* Task directions: Please repeat every line of the entries below word for word, leaving out the pictures.

* Given records:
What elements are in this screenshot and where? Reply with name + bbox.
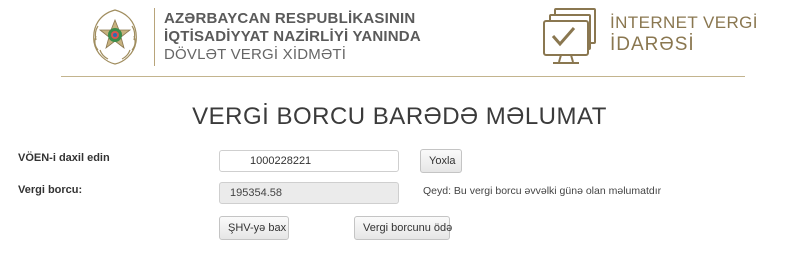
debt-amount-field [219,182,399,204]
state-emblem-logo [86,6,144,68]
org-title-line-3: DÖVLƏT VERGİ XİDMƏTİ [164,46,347,63]
header-divider [154,8,155,66]
portal-title-line-1: İNTERNET VERGİ [610,13,758,32]
page-title: VERGİ BORCU BARƏDƏ MƏLUMAT [192,103,607,130]
portal-title: İNTERNET VERGİ İDARƏSİ [610,13,758,57]
voen-label: VÖEN-i daxil edin [18,152,110,164]
pay-tax-debt-button[interactable]: Vergi borcunu ödə [354,216,452,240]
portal-title-line-2: İDARƏSİ [610,34,695,55]
debt-label: Vergi borcu: [18,184,83,196]
organization-title: AZƏRBAYCAN RESPUBLİKASININ İQTİSADİYYAT … [164,10,464,64]
view-shv-button[interactable]: ŞHV-yə bax [219,216,289,240]
header: AZƏRBAYCAN RESPUBLİKASININ İQTİSADİYYAT … [0,0,799,78]
voen-input[interactable] [219,150,399,172]
internet-tax-monitor-icon [541,6,607,68]
org-title-line-2: İQTİSADİYYAT NAZİRLİYİ YANINDA [164,28,421,45]
header-bottom-rule [61,76,745,77]
org-title-line-1: AZƏRBAYCAN RESPUBLİKASININ [164,10,416,27]
debt-note: Qeyd: Bu vergi borcu əvvəlki günə olan m… [423,185,662,197]
check-button[interactable]: Yoxla [420,149,462,173]
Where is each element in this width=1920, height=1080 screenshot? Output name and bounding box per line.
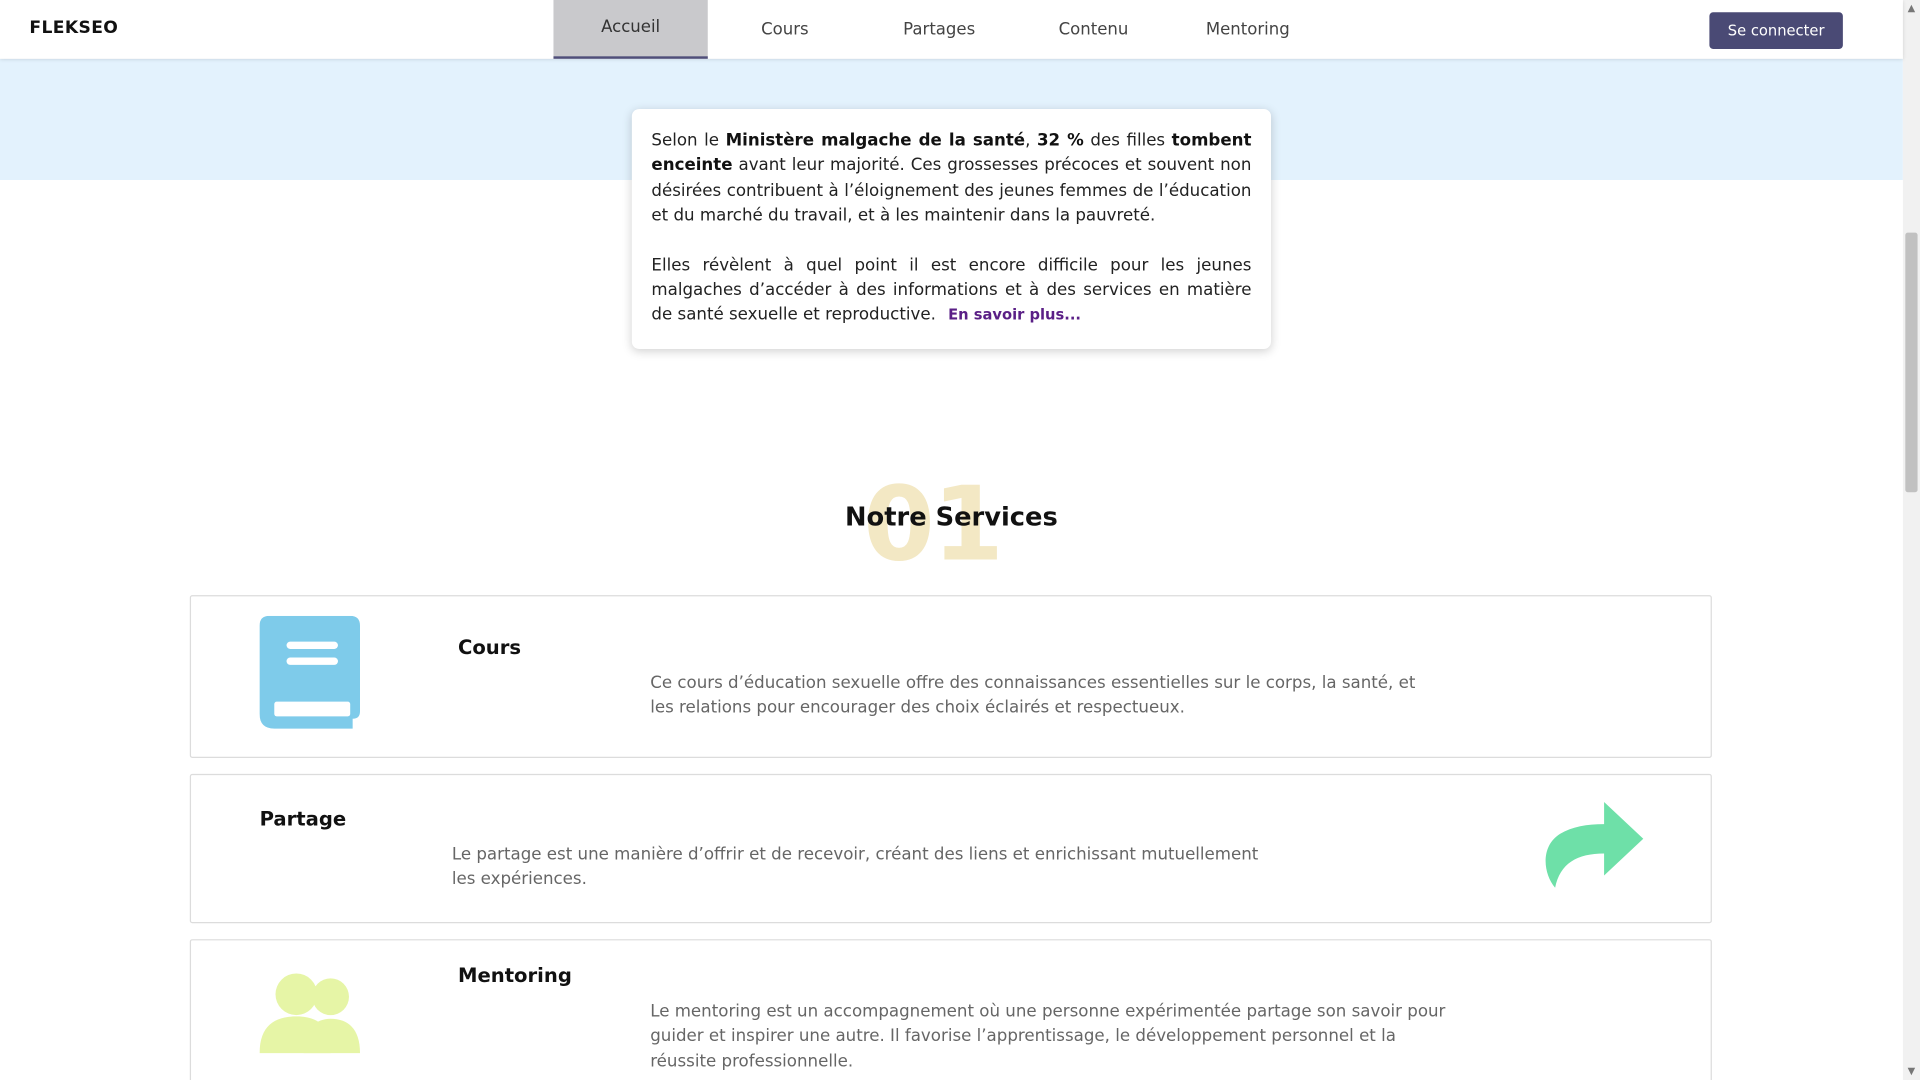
book-icon: [259, 615, 363, 732]
intro-card: Selon le Ministère malgache de la santé,…: [631, 108, 1272, 349]
nav-item-mentoring[interactable]: Mentoring: [1171, 0, 1325, 59]
service-card-cours[interactable]: Cours Ce cours d’éducation sexuelle offr…: [189, 595, 1712, 758]
intro-highlight: 32 %: [1036, 131, 1084, 151]
nav-item-accueil[interactable]: Accueil: [553, 0, 708, 59]
page: FLEKSEO Accueil Cours Partages Contenu M…: [0, 0, 1920, 1080]
intro-highlight: Ministère malgache de la santé: [725, 131, 1026, 151]
service-card-mentoring[interactable]: Mentoring Le mentoring est un accompagne…: [189, 939, 1712, 1080]
login-button[interactable]: Se connecter: [1709, 12, 1843, 49]
service-title-partage: Partage: [259, 806, 347, 831]
users-icon: [259, 972, 363, 1055]
service-desc-cours: Ce cours d’éducation sexuelle offre des …: [650, 673, 1416, 719]
top-navbar: FLEKSEO Accueil Cours Partages Contenu M…: [0, 0, 1903, 59]
nav-item-partages[interactable]: Partages: [862, 0, 1016, 59]
scrollbar-thumb[interactable]: [1905, 232, 1918, 493]
intro-paragraph-1: Selon le Ministère malgache de la santé,…: [651, 129, 1251, 229]
service-card-partage[interactable]: Partage Le partage est une manière d’off…: [189, 773, 1712, 924]
service-desc-mentoring: Le mentoring est un accompagnement où un…: [650, 1001, 1446, 1072]
service-desc-partage: Le partage est une manière d’offrir et d…: [451, 844, 1259, 890]
service-title-cours: Cours: [457, 635, 522, 659]
section-title: Notre Services: [845, 502, 1058, 532]
share-icon: [1543, 800, 1646, 891]
main-nav: Accueil Cours Partages Contenu Mentoring: [553, 0, 1324, 59]
intro-text: des filles: [1083, 131, 1172, 151]
intro-text: avant leur majorité. Ces grossesses préc…: [651, 156, 1252, 226]
nav-item-contenu[interactable]: Contenu: [1016, 0, 1170, 59]
scroll-up-arrow-icon[interactable]: ▲: [1903, 0, 1920, 17]
intro-text: ,: [1025, 131, 1037, 151]
scroll-down-arrow-icon[interactable]: ▼: [1903, 1063, 1920, 1080]
read-more-link[interactable]: En savoir plus...: [948, 307, 1081, 324]
brand-logo[interactable]: FLEKSEO: [29, 18, 118, 38]
page-scrollbar[interactable]: ▲ ▼: [1902, 0, 1920, 1080]
nav-item-cours[interactable]: Cours: [708, 0, 862, 59]
intro-text: Selon le: [651, 131, 726, 151]
intro-paragraph-2: Elles révèlent à quel point il est encor…: [651, 253, 1251, 328]
service-title-mentoring: Mentoring: [457, 963, 572, 987]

* Response below:
What elements are in this screenshot and where? Reply with name + bbox.
debt-amount-field [219,182,399,204]
state-emblem-logo [86,6,144,68]
org-title-line-3: DÖVLƏT VERGİ XİDMƏTİ [164,46,347,63]
header-divider [154,8,155,66]
portal-title-line-1: İNTERNET VERGİ [610,13,758,32]
page-title: VERGİ BORCU BARƏDƏ MƏLUMAT [192,103,607,130]
portal-title: İNTERNET VERGİ İDARƏSİ [610,13,758,57]
voen-label: VÖEN-i daxil edin [18,152,110,164]
pay-tax-debt-button[interactable]: Vergi borcunu ödə [354,216,452,240]
portal-title-line-2: İDARƏSİ [610,34,695,55]
debt-label: Vergi borcu: [18,184,83,196]
organization-title: AZƏRBAYCAN RESPUBLİKASININ İQTİSADİYYAT … [164,10,464,64]
view-shv-button[interactable]: ŞHV-yə bax [219,216,289,240]
header: AZƏRBAYCAN RESPUBLİKASININ İQTİSADİYYAT … [0,0,799,78]
voen-input[interactable] [219,150,399,172]
internet-tax-monitor-icon [541,6,607,68]
org-title-line-2: İQTİSADİYYAT NAZİRLİYİ YANINDA [164,28,421,45]
header-bottom-rule [61,76,745,77]
org-title-line-1: AZƏRBAYCAN RESPUBLİKASININ [164,10,416,27]
debt-note: Qeyd: Bu vergi borcu əvvəlki günə olan m… [423,185,662,197]
check-button[interactable]: Yoxla [420,149,462,173]
Where is each element in this width=1920, height=1080 screenshot? Output name and bounding box per line.
book-icon: [259, 615, 363, 732]
intro-card: Selon le Ministère malgache de la santé,…: [631, 108, 1272, 349]
nav-item-mentoring[interactable]: Mentoring: [1171, 0, 1325, 59]
service-card-cours[interactable]: Cours Ce cours d’éducation sexuelle offr…: [189, 595, 1712, 758]
intro-highlight: 32 %: [1036, 131, 1084, 151]
nav-item-accueil[interactable]: Accueil: [553, 0, 708, 59]
page: FLEKSEO Accueil Cours Partages Contenu M…: [0, 0, 1920, 1080]
intro-highlight: Ministère malgache de la santé: [725, 131, 1026, 151]
service-card-mentoring[interactable]: Mentoring Le mentoring est un accompagne…: [189, 939, 1712, 1080]
login-button[interactable]: Se connecter: [1709, 12, 1843, 49]
service-title-partage: Partage: [259, 806, 347, 831]
users-icon: [259, 972, 363, 1055]
service-desc-cours: Ce cours d’éducation sexuelle offre des …: [650, 673, 1416, 719]
top-navbar: FLEKSEO Accueil Cours Partages Contenu M…: [0, 0, 1903, 59]
nav-item-partages[interactable]: Partages: [862, 0, 1016, 59]
scrollbar-thumb[interactable]: [1905, 232, 1918, 493]
intro-paragraph-1: Selon le Ministère malgache de la santé,…: [651, 129, 1251, 229]
service-card-partage[interactable]: Partage Le partage est une manière d’off…: [189, 773, 1712, 924]
service-desc-mentoring: Le mentoring est un accompagnement où un…: [650, 1001, 1446, 1072]
service-desc-partage: Le partage est une manière d’offrir et d…: [451, 844, 1259, 890]
service-title-cours: Cours: [457, 635, 522, 659]
section-title: Notre Services: [845, 502, 1058, 532]
share-icon: [1543, 800, 1646, 891]
main-nav: Accueil Cours Partages Contenu Mentoring: [553, 0, 1324, 59]
intro-text: des filles: [1083, 131, 1172, 151]
intro-text: avant leur majorité. Ces grossesses préc…: [651, 156, 1252, 226]
nav-item-contenu[interactable]: Contenu: [1016, 0, 1170, 59]
scroll-up-arrow-icon[interactable]: ▲: [1903, 0, 1920, 17]
intro-text: ,: [1025, 131, 1037, 151]
scroll-down-arrow-icon[interactable]: ▼: [1903, 1063, 1920, 1080]
read-more-link[interactable]: En savoir plus...: [948, 307, 1081, 324]
brand-logo[interactable]: FLEKSEO: [29, 18, 118, 38]
page-scrollbar[interactable]: ▲ ▼: [1902, 0, 1920, 1080]
nav-item-cours[interactable]: Cours: [708, 0, 862, 59]
intro-text: Selon le: [651, 131, 726, 151]
intro-paragraph-2: Elles révèlent à quel point il est encor…: [651, 253, 1251, 328]
service-title-mentoring: Mentoring: [457, 963, 572, 987]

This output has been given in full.